PROBLEM: Output every line below exactly.

MATERIAL SHOWN:

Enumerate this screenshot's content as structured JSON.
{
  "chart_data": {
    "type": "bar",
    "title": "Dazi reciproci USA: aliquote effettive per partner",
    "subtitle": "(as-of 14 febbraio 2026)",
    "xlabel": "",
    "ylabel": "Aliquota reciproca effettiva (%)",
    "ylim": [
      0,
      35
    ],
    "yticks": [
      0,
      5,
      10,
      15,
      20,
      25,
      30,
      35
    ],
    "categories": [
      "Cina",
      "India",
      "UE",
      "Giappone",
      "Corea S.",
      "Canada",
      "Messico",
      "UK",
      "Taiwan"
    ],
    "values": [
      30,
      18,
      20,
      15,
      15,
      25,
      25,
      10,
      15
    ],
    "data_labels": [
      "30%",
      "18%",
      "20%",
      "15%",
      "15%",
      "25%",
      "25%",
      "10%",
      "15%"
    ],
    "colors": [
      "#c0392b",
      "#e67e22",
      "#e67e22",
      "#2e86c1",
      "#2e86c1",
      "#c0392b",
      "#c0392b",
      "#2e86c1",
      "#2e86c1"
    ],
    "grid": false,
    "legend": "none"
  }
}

OUTPUT FOR THIS EXERCISE:
Enumerate this screenshot's content as structured JSON.
{
  "chart_data": {
    "type": "bar",
    "title": "Dazi reciproci USA: aliquote effettive per partner",
    "subtitle": "(as-of 14 febbraio 2026)",
    "xlabel": "",
    "ylabel": "Aliquota reciproca effettiva (%)",
    "ylim": [
      0,
      35
    ],
    "yticks": [
      0,
      5,
      10,
      15,
      20,
      25,
      30,
      35
    ],
    "categories": [
      "Cina",
      "India",
      "UE",
      "Giappone",
      "Corea S.",
      "Canada",
      "Messico",
      "UK",
      "Taiwan"
    ],
    "values": [
      30,
      18,
      20,
      15,
      15,
      25,
      25,
      10,
      15
    ],
    "data_labels": [
      "30%",
      "18%",
      "20%",
      "15%",
      "15%",
      "25%",
      "25%",
      "10%",
      "15%"
    ],
    "colors": [
      "#c0392b",
      "#e67e22",
      "#e67e22",
      "#2e86c1",
      "#2e86c1",
      "#c0392b",
      "#c0392b",
      "#2e86c1",
      "#2e86c1"
    ],
    "grid": false,
    "legend": "none"
  }
}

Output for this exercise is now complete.